- [Task statement] Repeat the data verbatim.

- [Data to process]

__________

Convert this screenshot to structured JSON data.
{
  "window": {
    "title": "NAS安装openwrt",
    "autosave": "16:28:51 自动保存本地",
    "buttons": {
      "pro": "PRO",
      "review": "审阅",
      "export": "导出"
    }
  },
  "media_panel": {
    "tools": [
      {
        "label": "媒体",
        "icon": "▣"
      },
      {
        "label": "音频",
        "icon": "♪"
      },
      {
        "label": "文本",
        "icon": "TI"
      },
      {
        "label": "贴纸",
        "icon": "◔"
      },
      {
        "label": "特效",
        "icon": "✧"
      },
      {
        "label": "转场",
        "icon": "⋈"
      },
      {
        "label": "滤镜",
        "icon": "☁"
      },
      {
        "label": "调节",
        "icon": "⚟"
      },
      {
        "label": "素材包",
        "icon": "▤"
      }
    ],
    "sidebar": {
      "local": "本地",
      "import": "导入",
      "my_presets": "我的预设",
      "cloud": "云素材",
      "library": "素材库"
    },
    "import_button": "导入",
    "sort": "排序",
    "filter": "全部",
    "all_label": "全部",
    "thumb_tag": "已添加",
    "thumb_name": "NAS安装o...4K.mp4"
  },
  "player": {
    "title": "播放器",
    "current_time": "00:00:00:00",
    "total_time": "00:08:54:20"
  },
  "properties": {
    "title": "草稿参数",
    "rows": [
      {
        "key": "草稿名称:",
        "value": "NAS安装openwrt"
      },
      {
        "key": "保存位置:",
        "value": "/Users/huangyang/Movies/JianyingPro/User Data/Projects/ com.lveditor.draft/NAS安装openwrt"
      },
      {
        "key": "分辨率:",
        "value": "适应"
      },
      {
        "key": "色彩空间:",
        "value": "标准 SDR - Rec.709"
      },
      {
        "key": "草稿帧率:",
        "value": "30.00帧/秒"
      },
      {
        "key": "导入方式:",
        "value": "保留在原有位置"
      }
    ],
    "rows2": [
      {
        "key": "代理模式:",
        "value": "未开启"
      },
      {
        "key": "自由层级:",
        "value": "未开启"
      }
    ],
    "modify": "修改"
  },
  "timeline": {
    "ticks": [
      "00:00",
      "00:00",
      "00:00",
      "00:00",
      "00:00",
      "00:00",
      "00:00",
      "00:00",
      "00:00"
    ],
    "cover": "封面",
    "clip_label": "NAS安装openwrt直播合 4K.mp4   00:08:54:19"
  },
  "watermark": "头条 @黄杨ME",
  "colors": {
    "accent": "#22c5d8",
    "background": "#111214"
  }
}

__________

- [Correct answer]
Convert this screenshot to structured JSON data.
{
  "window": {
    "title": "NAS安装openwrt",
    "autosave": "16:28:51 自动保存本地",
    "buttons": {
      "pro": "PRO",
      "review": "审阅",
      "export": "导出"
    }
  },
  "media_panel": {
    "tools": [
      {
        "label": "媒体",
        "icon": "▣"
      },
      {
        "label": "音频",
        "icon": "♪"
      },
      {
        "label": "文本",
        "icon": "TI"
      },
      {
        "label": "贴纸",
        "icon": "◔"
      },
      {
        "label": "特效",
        "icon": "✧"
      },
      {
        "label": "转场",
        "icon": "⋈"
      },
      {
        "label": "滤镜",
        "icon": "☁"
      },
      {
        "label": "调节",
        "icon": "⚟"
      },
      {
        "label": "素材包",
        "icon": "▤"
      }
    ],
    "sidebar": {
      "local": "本地",
      "import": "导入",
      "my_presets": "我的预设",
      "cloud": "云素材",
      "library": "素材库"
    },
    "import_button": "导入",
    "sort": "排序",
    "filter": "全部",
    "all_label": "全部",
    "thumb_tag": "已添加",
    "thumb_name": "NAS安装o...4K.mp4"
  },
  "player": {
    "title": "播放器",
    "current_time": "00:00:00:00",
    "total_time": "00:08:54:20"
  },
  "properties": {
    "title": "草稿参数",
    "rows": [
      {
        "key": "草稿名称:",
        "value": "NAS安装openwrt"
      },
      {
        "key": "保存位置:",
        "value": "/Users/huangyang/Movies/JianyingPro/User Data/Projects/ com.lveditor.draft/NAS安装openwrt"
      },
      {
        "key": "分辨率:",
        "value": "适应"
      },
      {
        "key": "色彩空间:",
        "value": "标准 SDR - Rec.709"
      },
      {
        "key": "草稿帧率:",
        "value": "30.00帧/秒"
      },
      {
        "key": "导入方式:",
        "value": "保留在原有位置"
      }
    ],
    "rows2": [
      {
        "key": "代理模式:",
        "value": "未开启"
      },
      {
        "key": "自由层级:",
        "value": "未开启"
      }
    ],
    "modify": "修改"
  },
  "timeline": {
    "ticks": [
      "00:00",
      "00:00",
      "00:00",
      "00:00",
      "00:00",
      "00:00",
      "00:00",
      "00:00",
      "00:00"
    ],
    "cover": "封面",
    "clip_label": "NAS安装openwrt直播合 4K.mp4   00:08:54:19"
  },
  "watermark": "头条 @黄杨ME",
  "colors": {
    "accent": "#22c5d8",
    "background": "#111214"
  }
}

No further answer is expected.